# [Aim of the exercise]
Below you will find a set of lines. Repeat them all exactly.

begin Available records

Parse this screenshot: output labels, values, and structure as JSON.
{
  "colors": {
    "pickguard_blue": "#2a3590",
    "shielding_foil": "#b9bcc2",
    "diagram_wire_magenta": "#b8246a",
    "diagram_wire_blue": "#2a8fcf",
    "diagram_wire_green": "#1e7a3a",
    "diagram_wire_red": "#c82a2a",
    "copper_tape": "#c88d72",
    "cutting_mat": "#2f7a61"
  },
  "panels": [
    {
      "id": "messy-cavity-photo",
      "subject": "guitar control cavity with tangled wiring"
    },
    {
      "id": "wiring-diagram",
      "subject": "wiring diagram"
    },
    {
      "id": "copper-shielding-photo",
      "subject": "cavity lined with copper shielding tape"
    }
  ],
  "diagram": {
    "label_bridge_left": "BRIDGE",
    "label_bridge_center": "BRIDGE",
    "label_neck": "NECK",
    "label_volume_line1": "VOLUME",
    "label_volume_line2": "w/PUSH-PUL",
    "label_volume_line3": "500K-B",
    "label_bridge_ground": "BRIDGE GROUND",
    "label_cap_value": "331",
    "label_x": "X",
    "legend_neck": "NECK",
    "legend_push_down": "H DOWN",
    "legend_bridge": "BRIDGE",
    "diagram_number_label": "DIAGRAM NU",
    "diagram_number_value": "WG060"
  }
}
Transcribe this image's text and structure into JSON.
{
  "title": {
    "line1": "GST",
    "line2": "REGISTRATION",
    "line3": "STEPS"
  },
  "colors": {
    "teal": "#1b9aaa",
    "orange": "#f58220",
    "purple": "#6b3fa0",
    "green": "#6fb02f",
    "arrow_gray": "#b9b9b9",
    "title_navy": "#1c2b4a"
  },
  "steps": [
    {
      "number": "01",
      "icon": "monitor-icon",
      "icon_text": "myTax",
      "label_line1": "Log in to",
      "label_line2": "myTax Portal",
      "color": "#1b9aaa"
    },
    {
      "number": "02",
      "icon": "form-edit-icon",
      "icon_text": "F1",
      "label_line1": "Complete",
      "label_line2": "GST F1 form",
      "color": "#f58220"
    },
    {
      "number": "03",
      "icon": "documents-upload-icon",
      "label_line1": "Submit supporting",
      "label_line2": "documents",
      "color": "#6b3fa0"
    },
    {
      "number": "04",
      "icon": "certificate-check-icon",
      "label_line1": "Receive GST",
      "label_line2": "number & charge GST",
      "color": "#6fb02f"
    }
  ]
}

end Available records

# [Complete response]
Parse this screenshot: output labels, values, and structure as JSON.
{
  "colors": {
    "pickguard_blue": "#2a3590",
    "shielding_foil": "#b9bcc2",
    "diagram_wire_magenta": "#b8246a",
    "diagram_wire_blue": "#2a8fcf",
    "diagram_wire_green": "#1e7a3a",
    "diagram_wire_red": "#c82a2a",
    "copper_tape": "#c88d72",
    "cutting_mat": "#2f7a61"
  },
  "panels": [
    {
      "id": "messy-cavity-photo",
      "subject": "guitar control cavity with tangled wiring"
    },
    {
      "id": "wiring-diagram",
      "subject": "wiring diagram"
    },
    {
      "id": "copper-shielding-photo",
      "subject": "cavity lined with copper shielding tape"
    }
  ],
  "diagram": {
    "label_bridge_left": "BRIDGE",
    "label_bridge_center": "BRIDGE",
    "label_neck": "NECK",
    "label_volume_line1": "VOLUME",
    "label_volume_line2": "w/PUSH-PUL",
    "label_volume_line3": "500K-B",
    "label_bridge_ground": "BRIDGE GROUND",
    "label_cap_value": "331",
    "label_x": "X",
    "legend_neck": "NECK",
    "legend_push_down": "H DOWN",
    "legend_bridge": "BRIDGE",
    "diagram_number_label": "DIAGRAM NU",
    "diagram_number_value": "WG060"
  }
}
Transcribe this image's text and structure into JSON.
{
  "title": {
    "line1": "GST",
    "line2": "REGISTRATION",
    "line3": "STEPS"
  },
  "colors": {
    "teal": "#1b9aaa",
    "orange": "#f58220",
    "purple": "#6b3fa0",
    "green": "#6fb02f",
    "arrow_gray": "#b9b9b9",
    "title_navy": "#1c2b4a"
  },
  "steps": [
    {
      "number": "01",
      "icon": "monitor-icon",
      "icon_text": "myTax",
      "label_line1": "Log in to",
      "label_line2": "myTax Portal",
      "color": "#1b9aaa"
    },
    {
      "number": "02",
      "icon": "form-edit-icon",
      "icon_text": "F1",
      "label_line1": "Complete",
      "label_line2": "GST F1 form",
      "color": "#f58220"
    },
    {
      "number": "03",
      "icon": "documents-upload-icon",
      "label_line1": "Submit supporting",
      "label_line2": "documents",
      "color": "#6b3fa0"
    },
    {
      "number": "04",
      "icon": "certificate-check-icon",
      "label_line1": "Receive GST",
      "label_line2": "number & charge GST",
      "color": "#6fb02f"
    }
  ]
}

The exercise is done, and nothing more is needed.